# YOUR OBJECTIVE
Collect the lines of the entries where "JSON" shows up.

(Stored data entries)
━━━━━━━━━━━━━━━━

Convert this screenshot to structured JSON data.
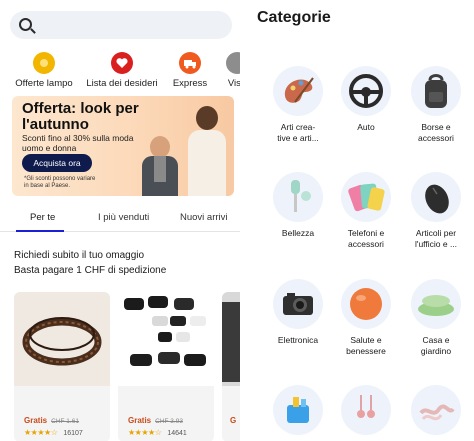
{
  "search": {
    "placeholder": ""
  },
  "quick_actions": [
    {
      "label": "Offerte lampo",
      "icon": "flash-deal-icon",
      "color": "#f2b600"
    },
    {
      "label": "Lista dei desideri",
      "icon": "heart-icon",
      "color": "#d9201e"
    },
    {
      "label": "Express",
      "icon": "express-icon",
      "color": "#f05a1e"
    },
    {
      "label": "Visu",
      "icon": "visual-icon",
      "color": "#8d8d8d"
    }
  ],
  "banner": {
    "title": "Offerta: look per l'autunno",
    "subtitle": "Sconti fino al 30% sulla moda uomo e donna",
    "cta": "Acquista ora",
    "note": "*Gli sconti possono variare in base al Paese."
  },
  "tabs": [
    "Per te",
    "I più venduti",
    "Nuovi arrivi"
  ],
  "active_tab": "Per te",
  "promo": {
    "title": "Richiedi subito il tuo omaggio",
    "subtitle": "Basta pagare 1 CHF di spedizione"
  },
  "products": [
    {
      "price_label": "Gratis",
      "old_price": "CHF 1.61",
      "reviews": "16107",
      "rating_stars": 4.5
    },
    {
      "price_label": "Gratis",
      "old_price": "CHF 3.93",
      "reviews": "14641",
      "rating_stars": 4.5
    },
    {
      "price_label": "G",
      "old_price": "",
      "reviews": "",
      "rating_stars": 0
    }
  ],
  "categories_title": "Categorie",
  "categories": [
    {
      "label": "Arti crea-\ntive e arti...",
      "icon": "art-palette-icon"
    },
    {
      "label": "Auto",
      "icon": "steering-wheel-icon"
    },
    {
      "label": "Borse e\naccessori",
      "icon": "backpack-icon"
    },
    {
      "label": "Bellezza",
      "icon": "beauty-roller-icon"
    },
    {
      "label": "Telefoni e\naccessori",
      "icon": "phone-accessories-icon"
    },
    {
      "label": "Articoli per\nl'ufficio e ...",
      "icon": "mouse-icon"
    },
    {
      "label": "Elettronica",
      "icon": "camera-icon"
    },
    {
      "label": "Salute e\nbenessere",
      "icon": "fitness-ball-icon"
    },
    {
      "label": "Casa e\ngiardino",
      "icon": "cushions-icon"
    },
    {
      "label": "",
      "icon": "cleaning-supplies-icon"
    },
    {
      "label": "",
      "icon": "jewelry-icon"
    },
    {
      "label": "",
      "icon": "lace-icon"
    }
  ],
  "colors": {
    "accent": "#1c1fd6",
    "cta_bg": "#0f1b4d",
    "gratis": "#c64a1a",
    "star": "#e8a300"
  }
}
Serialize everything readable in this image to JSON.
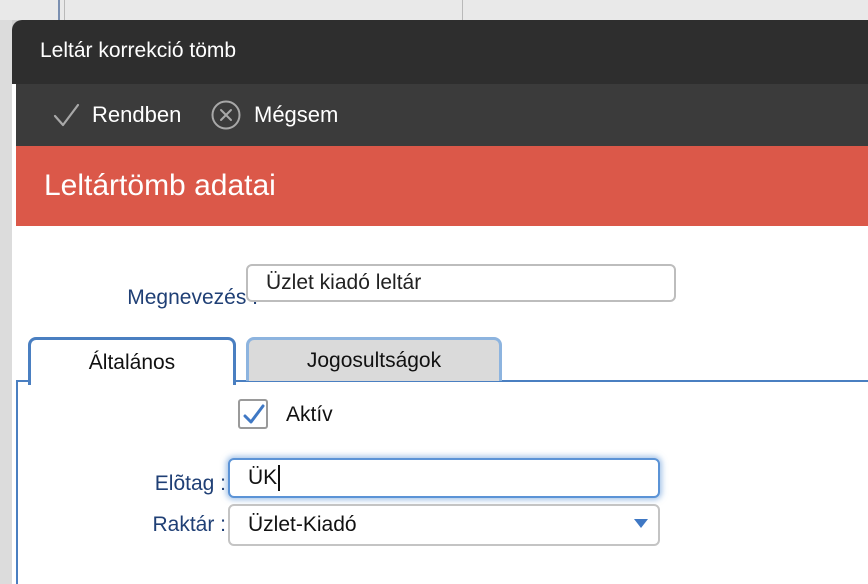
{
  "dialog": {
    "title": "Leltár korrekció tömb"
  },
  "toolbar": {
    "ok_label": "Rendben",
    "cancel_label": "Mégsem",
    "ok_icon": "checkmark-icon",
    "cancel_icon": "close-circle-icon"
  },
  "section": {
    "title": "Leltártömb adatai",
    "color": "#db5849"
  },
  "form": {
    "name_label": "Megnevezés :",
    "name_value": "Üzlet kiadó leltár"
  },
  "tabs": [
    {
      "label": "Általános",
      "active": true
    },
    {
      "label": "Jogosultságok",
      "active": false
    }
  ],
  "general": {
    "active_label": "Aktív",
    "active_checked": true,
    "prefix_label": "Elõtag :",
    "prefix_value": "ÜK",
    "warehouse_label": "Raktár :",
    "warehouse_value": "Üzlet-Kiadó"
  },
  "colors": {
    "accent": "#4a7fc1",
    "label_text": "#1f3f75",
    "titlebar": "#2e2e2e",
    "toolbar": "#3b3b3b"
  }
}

━━━━━━━━━━━━━━━━

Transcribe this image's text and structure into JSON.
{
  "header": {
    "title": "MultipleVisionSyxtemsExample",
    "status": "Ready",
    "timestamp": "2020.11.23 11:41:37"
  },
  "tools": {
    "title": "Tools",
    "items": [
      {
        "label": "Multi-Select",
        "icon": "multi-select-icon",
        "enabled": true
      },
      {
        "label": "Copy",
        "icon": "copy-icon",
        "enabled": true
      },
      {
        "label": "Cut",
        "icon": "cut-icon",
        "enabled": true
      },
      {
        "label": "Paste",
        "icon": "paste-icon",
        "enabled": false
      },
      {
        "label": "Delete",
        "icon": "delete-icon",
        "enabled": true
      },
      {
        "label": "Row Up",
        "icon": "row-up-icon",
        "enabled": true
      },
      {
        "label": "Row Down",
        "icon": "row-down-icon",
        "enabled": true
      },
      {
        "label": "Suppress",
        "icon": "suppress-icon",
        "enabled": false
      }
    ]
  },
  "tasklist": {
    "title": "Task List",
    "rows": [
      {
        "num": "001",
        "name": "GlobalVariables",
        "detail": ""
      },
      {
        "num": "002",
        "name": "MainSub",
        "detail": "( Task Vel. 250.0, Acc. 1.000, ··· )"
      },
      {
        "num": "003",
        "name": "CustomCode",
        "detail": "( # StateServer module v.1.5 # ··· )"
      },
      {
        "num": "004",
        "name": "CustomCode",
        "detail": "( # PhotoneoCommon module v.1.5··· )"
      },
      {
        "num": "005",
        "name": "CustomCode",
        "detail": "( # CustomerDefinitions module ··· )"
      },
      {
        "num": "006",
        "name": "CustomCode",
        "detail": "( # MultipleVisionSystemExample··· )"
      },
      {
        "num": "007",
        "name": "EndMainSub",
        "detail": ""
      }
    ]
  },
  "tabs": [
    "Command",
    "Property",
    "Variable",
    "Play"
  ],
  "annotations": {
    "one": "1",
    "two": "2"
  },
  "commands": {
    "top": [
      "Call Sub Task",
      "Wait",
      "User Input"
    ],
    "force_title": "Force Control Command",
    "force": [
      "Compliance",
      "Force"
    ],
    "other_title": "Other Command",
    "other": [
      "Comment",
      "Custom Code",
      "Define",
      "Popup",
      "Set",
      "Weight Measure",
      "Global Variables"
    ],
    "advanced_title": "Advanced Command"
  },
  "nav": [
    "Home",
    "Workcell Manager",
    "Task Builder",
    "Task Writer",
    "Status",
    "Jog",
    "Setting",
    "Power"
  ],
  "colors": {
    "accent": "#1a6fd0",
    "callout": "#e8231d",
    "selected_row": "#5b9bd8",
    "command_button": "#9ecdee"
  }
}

━━━━━━━━━━━━━━━━

# EXPECTED ANSWER
Convert this screenshot to structured JSON data.
Serialize everything readable in this image to JSON.
Transcribe this image's text and structure into JSON.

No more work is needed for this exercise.